— Begin —
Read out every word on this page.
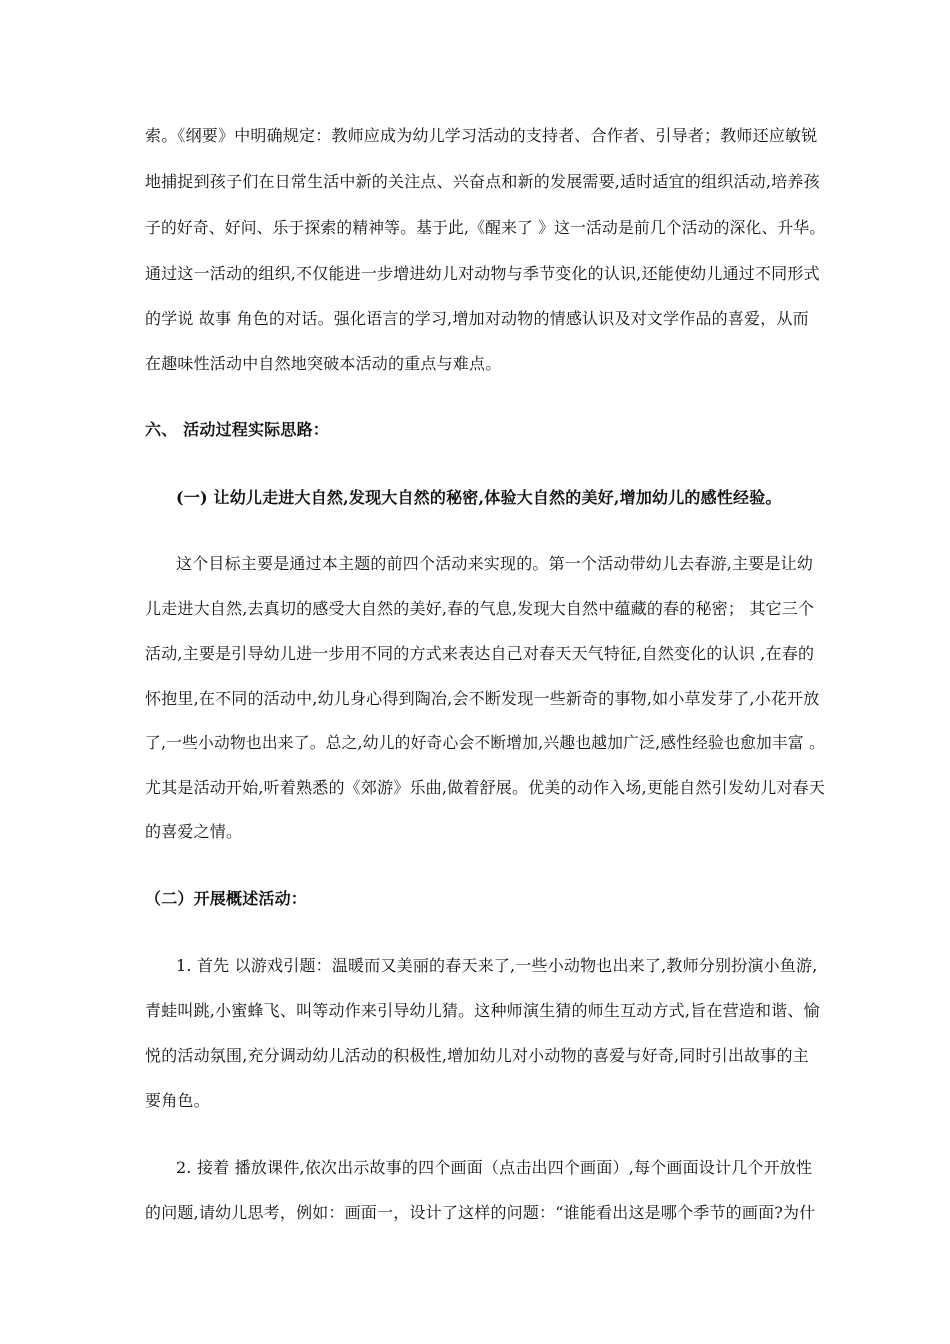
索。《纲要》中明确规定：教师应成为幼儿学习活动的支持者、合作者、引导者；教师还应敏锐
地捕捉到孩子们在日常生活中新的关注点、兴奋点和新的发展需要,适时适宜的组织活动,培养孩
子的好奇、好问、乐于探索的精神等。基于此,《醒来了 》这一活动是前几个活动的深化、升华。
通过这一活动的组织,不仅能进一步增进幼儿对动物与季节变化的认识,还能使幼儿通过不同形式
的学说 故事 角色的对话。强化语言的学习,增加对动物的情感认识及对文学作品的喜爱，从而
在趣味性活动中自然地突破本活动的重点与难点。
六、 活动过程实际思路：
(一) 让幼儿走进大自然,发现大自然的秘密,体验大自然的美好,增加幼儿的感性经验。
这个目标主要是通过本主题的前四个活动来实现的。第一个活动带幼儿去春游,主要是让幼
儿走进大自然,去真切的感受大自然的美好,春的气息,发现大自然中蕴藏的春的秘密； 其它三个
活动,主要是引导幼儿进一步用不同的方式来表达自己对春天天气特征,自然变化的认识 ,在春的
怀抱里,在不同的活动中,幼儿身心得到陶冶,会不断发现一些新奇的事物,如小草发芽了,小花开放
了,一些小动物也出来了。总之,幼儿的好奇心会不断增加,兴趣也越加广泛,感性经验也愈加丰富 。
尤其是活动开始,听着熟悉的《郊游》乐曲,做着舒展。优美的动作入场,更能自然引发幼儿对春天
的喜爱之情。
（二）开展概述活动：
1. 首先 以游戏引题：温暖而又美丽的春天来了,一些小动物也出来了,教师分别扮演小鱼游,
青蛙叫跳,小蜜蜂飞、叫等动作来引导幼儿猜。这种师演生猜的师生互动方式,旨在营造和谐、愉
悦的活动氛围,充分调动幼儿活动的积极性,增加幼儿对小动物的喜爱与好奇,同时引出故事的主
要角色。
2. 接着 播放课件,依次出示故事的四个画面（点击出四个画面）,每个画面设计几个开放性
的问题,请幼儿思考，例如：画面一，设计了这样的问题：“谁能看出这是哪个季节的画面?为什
— End —
— Begin —
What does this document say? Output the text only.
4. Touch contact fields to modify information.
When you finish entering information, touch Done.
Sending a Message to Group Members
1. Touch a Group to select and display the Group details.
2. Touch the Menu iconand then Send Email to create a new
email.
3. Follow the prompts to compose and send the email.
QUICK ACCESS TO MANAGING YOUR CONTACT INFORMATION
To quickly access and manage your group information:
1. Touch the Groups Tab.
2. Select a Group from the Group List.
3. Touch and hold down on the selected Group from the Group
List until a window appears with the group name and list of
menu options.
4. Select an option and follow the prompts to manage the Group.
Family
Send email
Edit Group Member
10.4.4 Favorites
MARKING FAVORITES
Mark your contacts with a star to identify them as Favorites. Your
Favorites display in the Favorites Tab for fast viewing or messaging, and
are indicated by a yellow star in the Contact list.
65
— End —
== Given request ==
Locate the word "star" in the data above. Copy every line carrying it.

== Full answer ==
Mark your contacts with a star to identify them as Favorites. Your
are indicated by a yellow star in the Contact list.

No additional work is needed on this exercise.